* **DATA TO USE**
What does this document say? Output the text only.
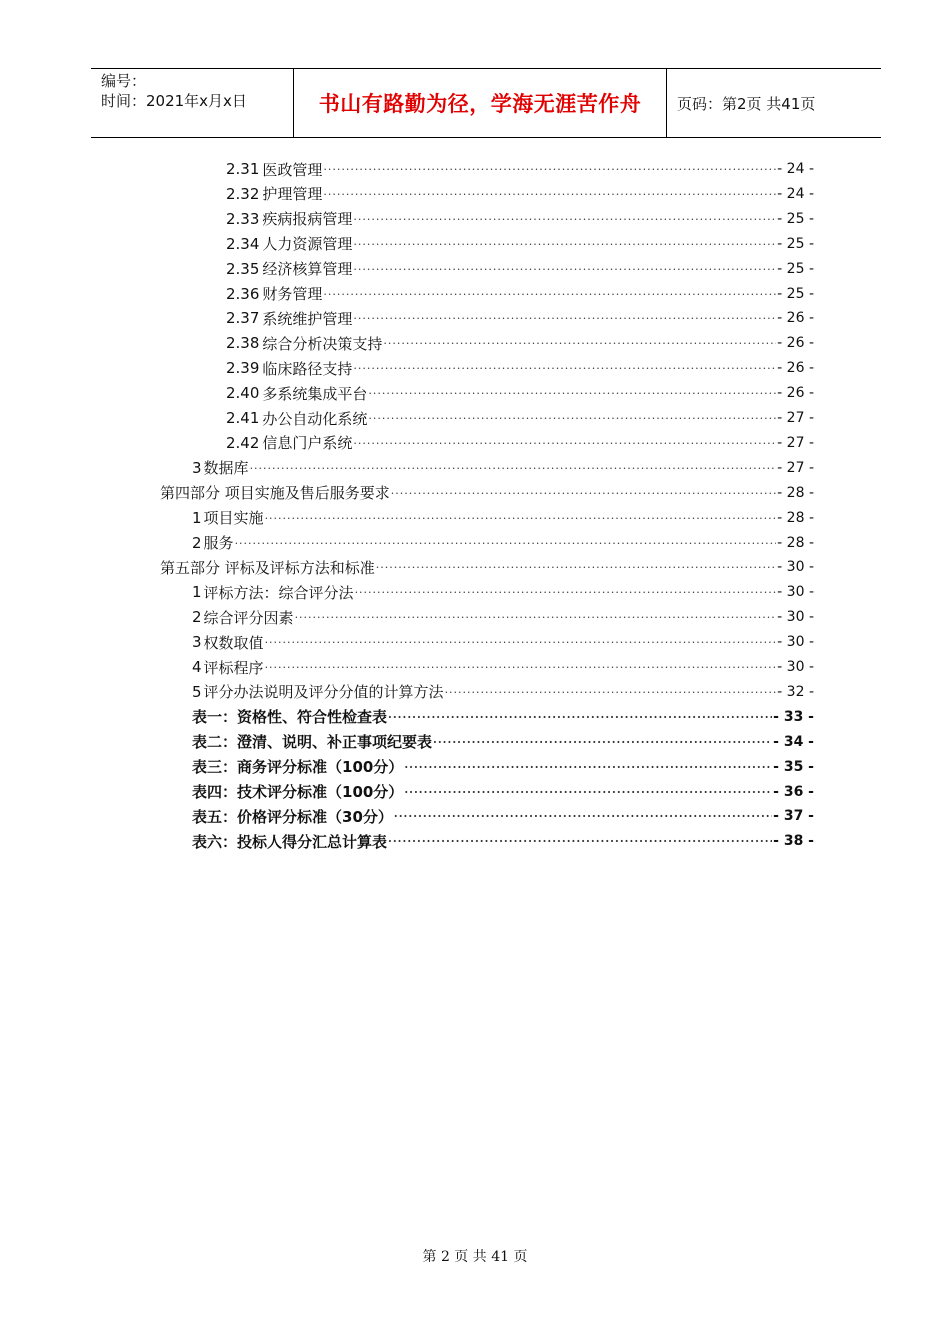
编号：
时间：2021年x月x日	书山有路勤为径，学海无涯苦作舟	页码：第2页 共41页
2.31 医政管理 .....	- 24 -
2.32 护理管理 .....	- 24 -
2.33 疾病报病管理 .....	- 25 -
2.34 人力资源管理 .....	- 25 -
2.35 经济核算管理 .....	- 25 -
2.36 财务管理 .....	- 25 -
2.37 系统维护管理 .....	- 26 -
2.38 综合分析决策支持 .....	- 26 -
2.39 临床路径支持 .....	- 26 -
2.40 多系统集成平台 .....	- 26 -
2.41 办公自动化系统 .....	- 27 -
2.42 信息门户系统 .....	- 27 -
3 数据库 .....	- 27 -
第四部分 项目实施及售后服务要求 .....	- 28 -
1 项目实施 .....	- 28 -
2 服务 .....	- 28 -
第五部分 评标及评标方法和标准 .....	- 30 -
1 评标方法：综合评分法 .....	- 30 -
2 综合评分因素 .....	- 30 -
3 权数取值 .....	- 30 -
4 评标程序 .....	- 30 -
5 评分办法说明及评分分值的计算方法 .....	- 32 -
表一：资格性、符合性检查表 .....	- 33 -
表二：澄清、说明、补正事项纪要表 .....	- 34 -
表三：商务评分标准（100分） .....	- 35 -
表四：技术评分标准（100分） .....	- 36 -
表五：价格评分标准（30分） .....	- 37 -
表六：投标人得分汇总计算表 .....	- 38 -
第 2 页 共 41 页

* **WHAT IS NEEDED**
Restate the records word for word, omitting images.

* **WRITTEN RESPONSE**
What does this document say? Output the text only.
编号：
时间：2021年x月x日	书山有路勤为径，学海无涯苦作舟	页码：第2页 共41页
2.31 医政管理 .....	- 24 -
2.32 护理管理 .....	- 24 -
2.33 疾病报病管理 .....	- 25 -
2.34 人力资源管理 .....	- 25 -
2.35 经济核算管理 .....	- 25 -
2.36 财务管理 .....	- 25 -
2.37 系统维护管理 .....	- 26 -
2.38 综合分析决策支持 .....	- 26 -
2.39 临床路径支持 .....	- 26 -
2.40 多系统集成平台 .....	- 26 -
2.41 办公自动化系统 .....	- 27 -
2.42 信息门户系统 .....	- 27 -
3 数据库 .....	- 27 -
第四部分 项目实施及售后服务要求 .....	- 28 -
1 项目实施 .....	- 28 -
2 服务 .....	- 28 -
第五部分 评标及评标方法和标准 .....	- 30 -
1 评标方法：综合评分法 .....	- 30 -
2 综合评分因素 .....	- 30 -
3 权数取值 .....	- 30 -
4 评标程序 .....	- 30 -
5 评分办法说明及评分分值的计算方法 .....	- 32 -
表一：资格性、符合性检查表 .....	- 33 -
表二：澄清、说明、补正事项纪要表 .....	- 34 -
表三：商务评分标准（100分） .....	- 35 -
表四：技术评分标准（100分） .....	- 36 -
表五：价格评分标准（30分） .....	- 37 -
表六：投标人得分汇总计算表 .....	- 38 -
第 2 页 共 41 页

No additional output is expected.